***** TEXTE FOURNI

Copie de la lettre adressée par l'abbé Albert Royer à Mgr Mathieu le 8 septembre 1917

Vol. 4 - no 2, janvier 1994
Monseigneur

Si votre Grandeur a été satisfait de sa visite à Ponteix, nous en sommes heureux et récompensés. Encore une fois merci!

Débarrassé enfin d’un travail pressant pour un n° spécial qui doit paraître à Noël, je vais pouvoir ce matin vous parler un peu de la grande affaire qui nous tourmente.

Nous ne nous serions jamais occupés de Gravelbourg s’il s’était développé sans chercher à le faire au détriment et aux dépens des autres.

Quelqu’un dans cette place connaît malheureusement la manière de faire l’eau troublée et d’y pêcher des avantages sans bourses déliés. Je fais crédit à ces tristes personnages d’une incroyable audace et d’une rare habileté tout en sachant que ceux qui les supportent en sont si fatigués qu’un rien les réduirait à l’impuissance.

**********
***** DONNÉES FOURNIES

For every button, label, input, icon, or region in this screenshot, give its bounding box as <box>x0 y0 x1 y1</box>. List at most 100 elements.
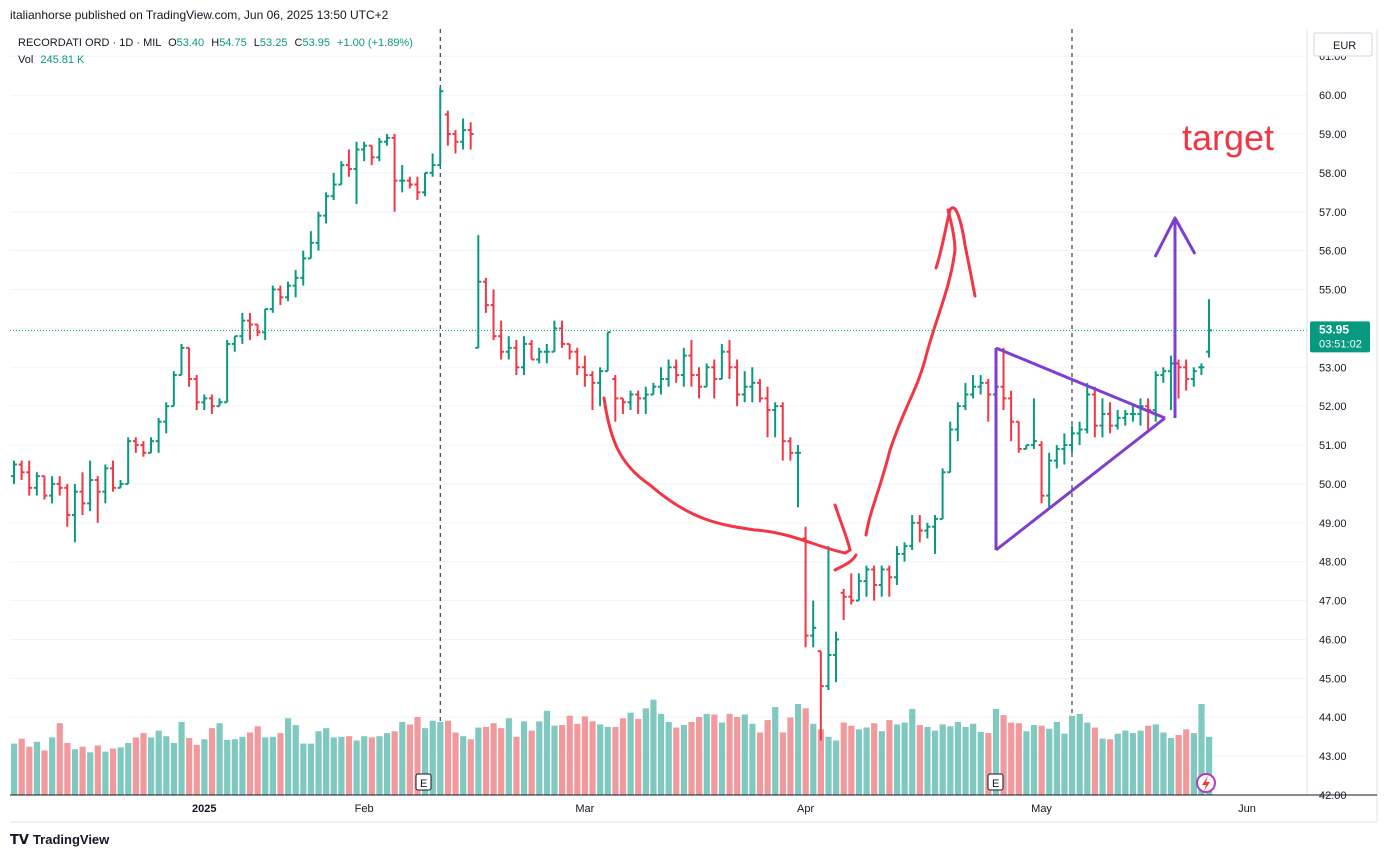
volume-bar-15 <box>125 743 132 795</box>
volume-bar-148 <box>1137 730 1144 795</box>
volume-bar-34 <box>269 736 276 795</box>
currency-label: EUR <box>1333 40 1356 52</box>
ohlc-bar-9 <box>79 472 86 516</box>
ohlc-bar-1 <box>18 460 25 481</box>
volume-bar-113 <box>871 723 878 795</box>
ohlc-bar-49 <box>383 133 390 146</box>
ohlc-bar-22 <box>178 343 185 377</box>
volume-bar-20 <box>163 736 170 795</box>
volume-bar-61 <box>475 727 482 795</box>
ohlc-bar-77 <box>597 367 604 407</box>
last-price-badge: 53.95 03:51:02 <box>1310 321 1370 353</box>
ohlc-bar-5 <box>49 476 56 504</box>
low-value: 53.25 <box>259 37 288 49</box>
ohlc-bar-89 <box>688 340 695 387</box>
ohlc-bar-130 <box>1000 347 1007 411</box>
ohlc-bar-106 <box>817 650 824 741</box>
currency-box[interactable] <box>1313 32 1373 57</box>
y-tick-18: 60.00 <box>1319 90 1347 102</box>
price-axis[interactable]: 42.00 43.00 44.00 45.00 46.00 47.00 48.00 49.00… <box>1306 29 1378 822</box>
volume-bar-52 <box>406 724 413 795</box>
volume-bar-128 <box>985 733 992 795</box>
triangle-lower-line <box>995 416 1166 552</box>
earnings-marker-2[interactable]: E <box>987 773 1004 791</box>
volume-bar-92 <box>711 714 718 795</box>
ohlc-bar-132 <box>1015 420 1022 453</box>
y-tick-11: 53.00 <box>1319 362 1347 374</box>
y-tick-15: 57.00 <box>1319 207 1347 219</box>
ohlc-bar-97 <box>749 367 756 403</box>
ohlc-bar-57 <box>444 110 451 146</box>
ohlc-bar-119 <box>916 515 923 543</box>
lightning-icon[interactable] <box>1196 773 1216 793</box>
ohlc-bar-23 <box>186 346 193 387</box>
volume-bar-26 <box>208 728 216 795</box>
volume-bar-117 <box>901 722 908 795</box>
ohlc-bar-87 <box>673 359 680 383</box>
volume-bar-25 <box>201 739 208 795</box>
volume-bar-39 <box>307 743 315 795</box>
volume-bar-47 <box>368 737 375 795</box>
symbol-label[interactable]: RECORDATI ORD · 1D · MIL <box>18 37 162 49</box>
volume-bar-110 <box>848 725 855 795</box>
time-axis[interactable]: 2025 Feb Mar Apr May Jun <box>10 794 1377 823</box>
ohlc-bar-31 <box>246 312 253 341</box>
ohlc-bar-20 <box>163 402 170 434</box>
ohlc-bar-65 <box>505 336 512 360</box>
volume-bar-30 <box>239 736 246 795</box>
last-price-label: 53.95 <box>1319 322 1349 336</box>
red-curve-drawing <box>602 396 852 555</box>
ohlc-bar-136 <box>1046 452 1053 508</box>
ohlc-bar-107 <box>825 546 832 691</box>
volume-bar-97 <box>749 723 756 795</box>
volume-bar-1 <box>18 738 25 795</box>
volume-bar-16 <box>132 737 139 795</box>
ohlc-bar-154 <box>1183 359 1190 391</box>
ohlc-bar-118 <box>909 515 916 551</box>
earnings-marker-1[interactable]: E <box>415 773 432 791</box>
volume-bar-132 <box>1015 723 1022 795</box>
ohlc-bar-59 <box>460 118 467 150</box>
legend-ohlc-row: RECORDATI ORD · 1D · MIL O53.40 H54.75 L… <box>18 37 413 49</box>
footer-brand[interactable]: 𝗧𝗩 TradingView <box>10 832 110 847</box>
ohlc-bar-104 <box>802 526 809 648</box>
ohlc-bar-34 <box>269 285 276 313</box>
volume-bar-133 <box>1023 731 1030 795</box>
volume-bar-0 <box>11 743 18 795</box>
volume-bar-55 <box>429 720 436 795</box>
volume-bar-111 <box>855 729 863 795</box>
x-label-mar: Mar <box>575 803 594 815</box>
volume-bar-127 <box>977 731 984 795</box>
ohlc-bar-32 <box>254 323 261 337</box>
ohlc-bar-80 <box>619 397 626 414</box>
ohlc-bar-51 <box>399 165 406 193</box>
y-tick-14: 56.00 <box>1319 246 1347 258</box>
volume-bar-74 <box>574 723 581 795</box>
ohlc-bar-36 <box>285 281 292 302</box>
volume-bar-84 <box>650 699 657 795</box>
ohlc-bar-13 <box>109 460 116 492</box>
volume-bar-48 <box>376 736 383 795</box>
ohlc-bar-145 <box>1114 410 1121 430</box>
volume-bar-4 <box>41 750 48 795</box>
ohlc-bar-115 <box>886 565 893 597</box>
volume-bar-8 <box>71 749 79 795</box>
ohlc-bar-141 <box>1084 382 1091 434</box>
volume-bar-119 <box>916 725 923 795</box>
volume-bar-125 <box>962 726 969 795</box>
volume-bar-104 <box>802 708 809 795</box>
ohlc-bar-30 <box>239 312 246 344</box>
ohlc-bar-102 <box>787 437 794 461</box>
ohlc-bar-39 <box>307 231 314 260</box>
ohlc-bar-16 <box>132 437 139 453</box>
volume-bar-112 <box>863 727 870 795</box>
y-tick-5: 47.00 <box>1319 596 1347 608</box>
volume-bar-116 <box>893 724 901 795</box>
volume-bar-147 <box>1129 733 1137 795</box>
legend: RECORDATI ORD · 1D · MIL O53.40 H54.75 L… <box>18 35 413 69</box>
ohlc-bar-146 <box>1122 410 1129 426</box>
volume-bar-80 <box>619 718 627 795</box>
volume-bar-56 <box>437 721 444 795</box>
ohlc-bar-140 <box>1076 421 1083 446</box>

**********

### TRAVAIL À FAIRE
1. Recopiez fidèlement le passage de la lettre de l'abbé Royer qui s'ouvre sur les mots contenant "Si votre Grandeur" et se termine par "réduirait à l’impuissance.".
2. D'après la lettre de l'abbé Royer, à quel moment le numéro spécial doit-il paraître ?
3. Pouvez-vous poursuivre la lettre de l'abbé Royer à partir de sa dernière phrase ?

### RÉPONSES
1.
Si votre Grandeur a été satisfait de sa visite à Ponteix, nous en sommes heureux et récompensés. Encore une fois merci!

Débarrassé enfin d’un travail pressant pour un n° spécial qui doit paraître à Noël, je vais pouvoir ce matin vous parler un peu de la grande affaire qui nous tourmente.

Nous ne nous serions jamais occupés de Gravelbourg s’il s’était développé sans chercher à le faire au détriment et aux dépens des autres.

Quelqu’un dans cette place connaît malheureusement la manière de faire l’eau troublée et d’y pêcher des avantages sans bourses déliés. Je fais crédit à ces tristes personnages d’une incroyable audace et d’une rare habileté tout en sachant que ceux qui les supportent en sont si fatigués qu’un rien les réduirait à l’impuissance.

2. À Noël.

3.
Quel toupet et quelle ruse ne fallait-il pas, en effet jadis, pour amener le Gouvernement à construire à Gravelbourg une Maison d’Immigration alors que toutes les terres étaient prises et qu’il n’y avait plus un seul immigrant à recevoir et à gaspiller ainsi l’argent des contribuables pour une construction inutile au public? Le Député Knowles, avouait ici, dans une interpellation électorale, qu’il avait été largement roulé sur ce sujet comme sur d’autres d’ailleurs.

Eh bien! Monseigneur, allons nous voir maintenant le diocèse, dont la situation financière a cependant la réputation de n’être pas brillante, tomber à son tour dans le même piège et gaspiller l’argent qu’il n’a pas, pour la seule faveur d’un pays qui ne le mérite pas?

1e Vu le nombre d’enfants qui seront poussés à de hautes études, un seul grand Collège suffira largement, et c’est à Regina qu’il le faut. Le projet d’un Collège anglais à Regina et d’un français à Gravelbourg ne saurait être qu’une amorce trompeuse, une utopie, une plaisanterie. Il faudra bien que Regina enseigne le français, comme Gravelbourg ne tarderait pas à vouloir peut-être plus d’anglais que Regina. Donc un seul grand Collège est pratique pour l’instant, et logique, et sera approuvé et soutenu par tout le diocèse et dans la ville épiscopale. Si d’autres paroisses, comme Gravelbourg, veulent en outre de petits pensionnats pour garçons destinés à aller terminer dans le grand Collège diocésain, rien de mieux qu’elles soient libres de le faire, mais sans les fonds ni les garanties des autres.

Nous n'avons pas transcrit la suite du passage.